Exercise. The lines to be set down run from the line containing "Read out every word on this page." through the final line of the data below; print them exactly and print nothing else.

Raw data.
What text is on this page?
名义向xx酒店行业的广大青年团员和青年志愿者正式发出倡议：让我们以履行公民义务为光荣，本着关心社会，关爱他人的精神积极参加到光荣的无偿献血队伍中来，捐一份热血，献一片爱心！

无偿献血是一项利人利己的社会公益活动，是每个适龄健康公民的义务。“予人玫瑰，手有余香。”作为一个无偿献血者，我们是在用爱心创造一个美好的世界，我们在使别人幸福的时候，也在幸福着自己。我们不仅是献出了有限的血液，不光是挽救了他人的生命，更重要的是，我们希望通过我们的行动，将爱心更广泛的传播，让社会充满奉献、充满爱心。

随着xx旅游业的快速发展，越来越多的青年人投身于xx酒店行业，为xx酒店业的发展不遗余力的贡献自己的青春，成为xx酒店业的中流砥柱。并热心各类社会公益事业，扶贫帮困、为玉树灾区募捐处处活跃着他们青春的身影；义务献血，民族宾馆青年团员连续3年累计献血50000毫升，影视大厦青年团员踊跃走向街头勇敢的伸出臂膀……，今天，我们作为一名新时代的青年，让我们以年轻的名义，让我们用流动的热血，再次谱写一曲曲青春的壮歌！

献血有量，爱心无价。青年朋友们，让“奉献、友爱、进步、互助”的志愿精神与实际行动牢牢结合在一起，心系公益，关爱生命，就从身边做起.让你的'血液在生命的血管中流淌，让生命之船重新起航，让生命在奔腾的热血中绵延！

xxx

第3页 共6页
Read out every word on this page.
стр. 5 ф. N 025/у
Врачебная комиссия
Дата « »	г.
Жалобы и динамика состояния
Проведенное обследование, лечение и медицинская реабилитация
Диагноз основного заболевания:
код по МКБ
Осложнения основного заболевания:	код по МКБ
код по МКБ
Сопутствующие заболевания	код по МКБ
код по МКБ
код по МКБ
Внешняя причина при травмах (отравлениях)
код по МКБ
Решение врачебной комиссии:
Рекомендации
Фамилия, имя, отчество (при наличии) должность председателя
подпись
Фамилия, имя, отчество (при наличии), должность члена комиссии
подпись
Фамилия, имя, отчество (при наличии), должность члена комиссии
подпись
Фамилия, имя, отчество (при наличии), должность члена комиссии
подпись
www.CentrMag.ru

Reply to the task.
Read out every word on this page.
стр. 5 ф. N 025/у
Врачебная комиссия
Дата « »	г.
Жалобы и динамика состояния
Проведенное обследование, лечение и медицинская реабилитация
Диагноз основного заболевания:
код по МКБ
Осложнения основного заболевания:	код по МКБ
код по МКБ
Сопутствующие заболевания	код по МКБ
код по МКБ
код по МКБ
Внешняя причина при травмах (отравлениях)
код по МКБ
Решение врачебной комиссии:
Рекомендации
Фамилия, имя, отчество (при наличии) должность председателя
подпись
Фамилия, имя, отчество (при наличии), должность члена комиссии
подпись
Фамилия, имя, отчество (при наличии), должность члена комиссии
подпись
Фамилия, имя, отчество (при наличии), должность члена комиссии
подпись
www.CentrMag.ru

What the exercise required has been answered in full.